■ **STORED ROWS**
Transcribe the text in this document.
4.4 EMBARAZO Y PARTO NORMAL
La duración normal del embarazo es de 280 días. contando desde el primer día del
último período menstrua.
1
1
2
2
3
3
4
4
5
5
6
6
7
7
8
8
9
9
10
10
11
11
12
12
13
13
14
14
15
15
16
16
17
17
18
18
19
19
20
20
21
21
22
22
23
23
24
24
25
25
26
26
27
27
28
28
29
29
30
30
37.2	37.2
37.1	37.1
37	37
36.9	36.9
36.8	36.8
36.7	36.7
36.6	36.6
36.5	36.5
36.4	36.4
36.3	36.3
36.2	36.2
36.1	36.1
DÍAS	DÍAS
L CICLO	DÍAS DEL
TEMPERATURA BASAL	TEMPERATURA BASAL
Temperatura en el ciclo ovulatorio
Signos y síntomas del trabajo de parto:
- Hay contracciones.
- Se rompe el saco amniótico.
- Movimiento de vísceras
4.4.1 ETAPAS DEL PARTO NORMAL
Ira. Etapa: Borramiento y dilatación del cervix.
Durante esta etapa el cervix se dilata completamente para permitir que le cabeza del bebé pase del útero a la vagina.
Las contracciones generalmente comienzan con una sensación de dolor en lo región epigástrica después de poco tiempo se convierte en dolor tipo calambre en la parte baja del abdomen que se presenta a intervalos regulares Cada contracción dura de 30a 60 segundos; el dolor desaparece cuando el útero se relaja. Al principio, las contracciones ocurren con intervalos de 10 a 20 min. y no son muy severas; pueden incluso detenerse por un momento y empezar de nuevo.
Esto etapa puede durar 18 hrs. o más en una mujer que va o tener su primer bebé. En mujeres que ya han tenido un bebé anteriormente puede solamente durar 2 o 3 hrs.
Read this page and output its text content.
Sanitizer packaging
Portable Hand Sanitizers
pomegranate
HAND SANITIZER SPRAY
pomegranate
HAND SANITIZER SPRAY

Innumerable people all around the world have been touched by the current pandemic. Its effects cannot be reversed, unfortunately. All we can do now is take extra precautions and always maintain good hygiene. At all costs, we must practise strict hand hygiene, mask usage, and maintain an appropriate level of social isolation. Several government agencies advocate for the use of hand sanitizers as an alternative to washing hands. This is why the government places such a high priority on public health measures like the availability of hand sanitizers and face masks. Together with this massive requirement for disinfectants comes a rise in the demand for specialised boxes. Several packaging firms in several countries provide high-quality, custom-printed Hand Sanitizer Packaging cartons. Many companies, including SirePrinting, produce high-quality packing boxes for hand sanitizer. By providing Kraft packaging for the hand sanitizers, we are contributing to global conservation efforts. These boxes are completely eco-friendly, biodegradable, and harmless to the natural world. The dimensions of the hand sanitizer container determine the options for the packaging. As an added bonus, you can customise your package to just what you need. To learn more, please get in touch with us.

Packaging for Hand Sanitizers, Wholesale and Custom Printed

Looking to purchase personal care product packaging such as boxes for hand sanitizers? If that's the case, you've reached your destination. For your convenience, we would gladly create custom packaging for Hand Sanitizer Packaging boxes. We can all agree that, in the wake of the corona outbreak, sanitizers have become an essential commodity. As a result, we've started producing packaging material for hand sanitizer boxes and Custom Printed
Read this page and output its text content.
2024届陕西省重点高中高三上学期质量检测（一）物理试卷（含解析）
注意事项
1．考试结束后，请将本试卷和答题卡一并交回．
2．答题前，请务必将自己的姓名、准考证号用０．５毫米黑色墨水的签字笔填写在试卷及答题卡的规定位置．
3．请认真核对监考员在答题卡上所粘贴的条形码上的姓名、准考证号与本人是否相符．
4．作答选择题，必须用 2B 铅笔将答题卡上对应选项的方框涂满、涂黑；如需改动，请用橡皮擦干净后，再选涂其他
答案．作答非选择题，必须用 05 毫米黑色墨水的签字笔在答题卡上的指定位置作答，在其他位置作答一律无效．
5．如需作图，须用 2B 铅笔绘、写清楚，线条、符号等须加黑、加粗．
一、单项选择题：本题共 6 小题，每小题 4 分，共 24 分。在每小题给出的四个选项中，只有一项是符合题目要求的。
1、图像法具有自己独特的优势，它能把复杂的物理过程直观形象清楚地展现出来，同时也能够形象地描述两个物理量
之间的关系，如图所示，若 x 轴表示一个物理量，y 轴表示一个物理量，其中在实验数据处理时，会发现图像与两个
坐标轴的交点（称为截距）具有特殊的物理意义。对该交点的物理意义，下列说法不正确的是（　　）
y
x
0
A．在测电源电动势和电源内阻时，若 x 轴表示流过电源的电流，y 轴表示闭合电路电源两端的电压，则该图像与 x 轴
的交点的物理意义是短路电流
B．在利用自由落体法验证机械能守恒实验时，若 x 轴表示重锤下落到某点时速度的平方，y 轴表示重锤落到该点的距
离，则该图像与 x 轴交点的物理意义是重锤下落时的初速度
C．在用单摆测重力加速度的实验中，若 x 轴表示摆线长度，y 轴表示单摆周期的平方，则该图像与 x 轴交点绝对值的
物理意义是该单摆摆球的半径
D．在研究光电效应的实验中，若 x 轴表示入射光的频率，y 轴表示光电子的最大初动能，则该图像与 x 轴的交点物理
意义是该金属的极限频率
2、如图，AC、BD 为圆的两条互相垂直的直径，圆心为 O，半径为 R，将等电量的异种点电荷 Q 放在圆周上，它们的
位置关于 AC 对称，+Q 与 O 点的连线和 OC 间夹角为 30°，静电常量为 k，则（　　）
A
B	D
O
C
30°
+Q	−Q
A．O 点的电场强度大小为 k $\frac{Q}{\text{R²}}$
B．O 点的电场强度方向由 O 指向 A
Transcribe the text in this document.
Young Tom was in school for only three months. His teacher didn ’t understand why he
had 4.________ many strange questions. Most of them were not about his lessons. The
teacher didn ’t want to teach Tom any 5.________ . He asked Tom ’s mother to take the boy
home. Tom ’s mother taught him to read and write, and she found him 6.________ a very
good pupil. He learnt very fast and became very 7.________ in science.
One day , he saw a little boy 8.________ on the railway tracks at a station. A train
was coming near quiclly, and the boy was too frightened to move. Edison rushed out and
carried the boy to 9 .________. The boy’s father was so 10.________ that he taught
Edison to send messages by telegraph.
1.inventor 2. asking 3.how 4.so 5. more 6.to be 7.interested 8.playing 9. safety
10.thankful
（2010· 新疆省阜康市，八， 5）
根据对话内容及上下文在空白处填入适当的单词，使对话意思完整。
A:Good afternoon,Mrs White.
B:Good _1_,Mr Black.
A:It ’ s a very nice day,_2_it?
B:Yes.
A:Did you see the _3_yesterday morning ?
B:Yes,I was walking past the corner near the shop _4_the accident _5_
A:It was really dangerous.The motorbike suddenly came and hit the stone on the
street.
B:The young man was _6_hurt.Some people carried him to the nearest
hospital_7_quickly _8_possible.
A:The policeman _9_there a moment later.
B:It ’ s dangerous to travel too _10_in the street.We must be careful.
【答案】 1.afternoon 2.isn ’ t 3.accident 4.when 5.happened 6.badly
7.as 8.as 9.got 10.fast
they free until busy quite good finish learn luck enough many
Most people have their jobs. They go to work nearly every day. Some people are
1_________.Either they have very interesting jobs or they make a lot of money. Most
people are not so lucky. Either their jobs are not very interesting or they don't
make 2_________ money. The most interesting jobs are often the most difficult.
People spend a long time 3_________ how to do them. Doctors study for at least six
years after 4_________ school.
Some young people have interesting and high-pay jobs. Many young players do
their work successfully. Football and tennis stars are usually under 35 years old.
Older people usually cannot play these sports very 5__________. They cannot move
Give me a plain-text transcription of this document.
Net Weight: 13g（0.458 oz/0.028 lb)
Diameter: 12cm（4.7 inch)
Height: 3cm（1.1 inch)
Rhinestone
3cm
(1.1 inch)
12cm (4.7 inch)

■ **STATED TASK**
Ascertain the number of lines in the entries that include the word "afternoon", and report only that number.

■ **WRITTEN ANSWER**
2